## 任务要求
请改写下列全部材料，将其中的“产业链”一律替换为“供应链”，其余内容保持原样，答案中不含图片。

## 记录信息
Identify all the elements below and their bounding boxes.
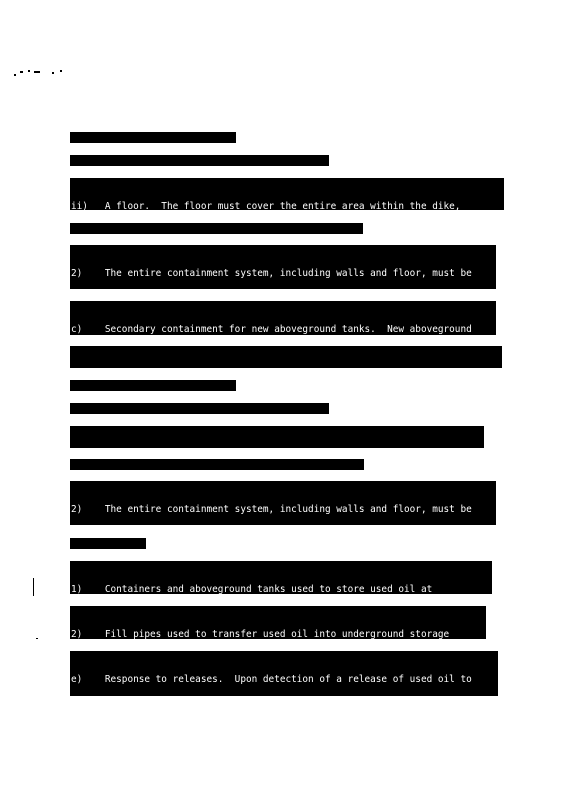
paragraph-ii-floor [70,178,504,210]
paragraph-2-containment [70,245,496,289]
margin-speck [36,638,38,639]
text-line: e) Response to releases. Upon detection of a release of used oil to [71,674,472,685]
paragraph-a-both [70,132,236,143]
text-line: 1) Containers and aboveground tanks used to store used oil at [71,584,433,594]
text-line: 2) The entire containment system, including walls and floor, must be [71,268,472,279]
paragraph-2-containment-2 [70,481,496,525]
text-line: 2) Fill pipes used to transfer used oil into underground storage [71,629,450,639]
margin-mark [33,578,34,596]
paragraph-i-dikes-2 [70,403,329,414]
paragraph-2-fill-pipes [70,606,486,639]
paragraph-a-both-2 [70,380,236,391]
paragraph-i-dikes [70,155,329,166]
paragraph-1-containers [70,561,492,594]
paragraph-b-equivalent-2 [70,459,364,470]
text-line: ii) A floor. The floor must cover the entire area within the dike, [71,201,461,210]
paragraph-b-equivalent [70,223,363,234]
text-line: 2) The entire containment system, including walls and floor, must be [71,504,472,515]
paragraph-1-consist [70,346,502,368]
text-line: c) Secondary containment for new aboveground tanks. New aboveground [71,324,472,335]
paragraph-c-new-tanks [70,301,496,335]
paragraph-d-labels [70,538,146,549]
scan-noise [14,68,64,78]
paragraph-ii-floor-2 [70,426,484,448]
paragraph-e-response [70,651,498,696]
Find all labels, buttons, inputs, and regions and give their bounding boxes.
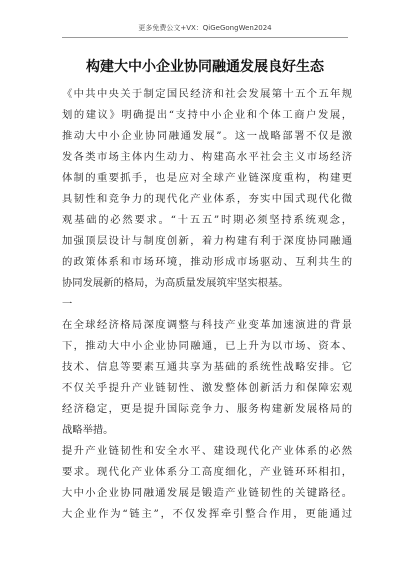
- text-line: 战略举措。: [62, 424, 114, 436]
- text-line: 《中共中央关于制定国民经济和社会发展第十五个五年规: [62, 88, 352, 100]
- document-title: 构建大中小企业协同融通发展良好生态: [86, 59, 324, 75]
- text-line: 发各类市场主体内生动力、构建高水平社会主义市场经济: [62, 151, 352, 163]
- text-line: 经济稳定，更是提升国际竞争力、服务构建新发展格局的: [62, 403, 352, 415]
- text-line: 技术、信息等要素互通共享为基础的系统性战略安排。它: [62, 361, 352, 373]
- text-line: 具韧性和竞争力的现代化产业体系，夯实中国式现代化微: [62, 193, 352, 205]
- section-marker: 一: [62, 298, 73, 310]
- text-line: 不仅关乎提升产业链韧性、激发整体创新活力和保障宏观: [62, 382, 352, 394]
- text-line: 体制的重要抓手，也是应对全球产业链深度重构，构建更: [62, 172, 352, 184]
- text-line: 划的建议》明确提出“支持中小企业和个体工商户发展，: [62, 109, 352, 121]
- text-line: 提升产业链韧性和安全水平、建设现代化产业体系的必然: [62, 445, 352, 457]
- text-line: 推动大中小企业协同融通发展”。这一战略部署不仅是激: [62, 130, 352, 142]
- text-line: 的政策体系和市场环境，推动形成市场驱动、互利共生的: [62, 256, 352, 268]
- text-line: 观基础的必然要求。“十五五”时期必须坚持系统观念，: [62, 214, 352, 226]
- text-line: 大企业作为“链主”，不仅发挥牵引整合作用，更能通过: [62, 508, 352, 520]
- text-line: 加强顶层设计与制度创新，着力构建有利于深度协同融通: [62, 235, 352, 247]
- body-text: [62, 84, 352, 525]
- text-line: 下，推动大中小企业协同融通，已上升为以市场、资本、: [62, 340, 352, 352]
- header-rule: [62, 37, 348, 38]
- text-line: 要求。现代化产业体系分工高度细化，产业链环环相扣，: [62, 466, 352, 478]
- text-line: 在全球经济格局深度调整与科技产业变革加速演进的背景: [62, 319, 352, 331]
- text-line: 大中小企业协同融通发展是锻造产业链韧性的关键路径。: [62, 487, 352, 499]
- header-note: 更多免费公文+VX：QiGeGongWen2024: [138, 24, 272, 32]
- text-line: 协同发展新的格局，为高质量发展筑牢坚实根基。: [62, 277, 289, 289]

## 本题输出
Identify all the elements below and their bounding boxes.
paragraph-ii-floor [70,178,504,210]
paragraph-2-containment [70,245,496,289]
margin-speck [36,638,38,639]
text-line: e) Response to releases. Upon detection of a release of used oil to [71,674,472,685]
paragraph-a-both [70,132,236,143]
text-line: 1) Containers and aboveground tanks used to store used oil at [71,584,433,594]
text-line: 2) The entire containment system, including walls and floor, must be [71,268,472,279]
paragraph-2-containment-2 [70,481,496,525]
text-line: 2) Fill pipes used to transfer used oil into underground storage [71,629,450,639]
margin-mark [33,578,34,596]
paragraph-i-dikes-2 [70,403,329,414]
paragraph-2-fill-pipes [70,606,486,639]
paragraph-a-both-2 [70,380,236,391]
paragraph-i-dikes [70,155,329,166]
paragraph-1-containers [70,561,492,594]
paragraph-b-equivalent-2 [70,459,364,470]
text-line: ii) A floor. The floor must cover the entire area within the dike, [71,201,461,210]
paragraph-b-equivalent [70,223,363,234]
text-line: 2) The entire containment system, including walls and floor, must be [71,504,472,515]
paragraph-1-consist [70,346,502,368]
text-line: c) Secondary containment for new aboveground tanks. New aboveground [71,324,472,335]
paragraph-c-new-tanks [70,301,496,335]
paragraph-d-labels [70,538,146,549]
scan-noise [14,68,64,78]
paragraph-ii-floor-2 [70,426,484,448]
paragraph-e-response [70,651,498,696]
Find all labels, buttons, inputs, and regions and give their bounding boxes.
- text-line: 战略举措。: [62, 424, 114, 436]
- text-line: 《中共中央关于制定国民经济和社会发展第十五个五年规: [62, 88, 352, 100]
- document-title: 构建大中小企业协同融通发展良好生态: [86, 59, 324, 75]
- text-line: 发各类市场主体内生动力、构建高水平社会主义市场经济: [62, 151, 352, 163]
- text-line: 经济稳定，更是提升国际竞争力、服务构建新发展格局的: [62, 403, 352, 415]
- text-line: 技术、信息等要素互通共享为基础的系统性战略安排。它: [62, 361, 352, 373]
- text-line: 具韧性和竞争力的现代化产业体系，夯实中国式现代化微: [62, 193, 352, 205]
- section-marker: 一: [62, 298, 73, 310]
- text-line: 不仅关乎提升供应链韧性、激发整体创新活力和保障宏观: [62, 382, 352, 394]
- text-line: 体制的重要抓手，也是应对全球供应链深度重构，构建更: [62, 172, 352, 184]
- text-line: 划的建议》明确提出“支持中小企业和个体工商户发展，: [62, 109, 352, 121]
- text-line: 提升供应链韧性和安全水平、建设现代化产业体系的必然: [62, 445, 352, 457]
- text-line: 推动大中小企业协同融通发展”。这一战略部署不仅是激: [62, 130, 352, 142]
- text-line: 的政策体系和市场环境，推动形成市场驱动、互利共生的: [62, 256, 352, 268]
- text-line: 观基础的必然要求。“十五五”时期必须坚持系统观念，: [62, 214, 352, 226]
- text-line: 大企业作为“链主”，不仅发挥牵引整合作用，更能通过: [62, 508, 352, 520]
- text-line: 加强顶层设计与制度创新，着力构建有利于深度协同融通: [62, 235, 352, 247]
- body-text: [62, 84, 352, 525]
- text-line: 下，推动大中小企业协同融通，已上升为以市场、资本、: [62, 340, 352, 352]
- header-rule: [62, 37, 348, 38]
- text-line: 要求。现代化产业体系分工高度细化，供应链环环相扣，: [62, 466, 352, 478]
- text-line: 在全球经济格局深度调整与科技产业变革加速演进的背景: [62, 319, 352, 331]
- text-line: 大中小企业协同融通发展是锻造供应链韧性的关键路径。: [62, 487, 352, 499]
- header-note: 更多免费公文+VX：QiGeGongWen2024: [138, 24, 272, 32]
- text-line: 协同发展新的格局，为高质量发展筑牢坚实根基。: [62, 277, 289, 289]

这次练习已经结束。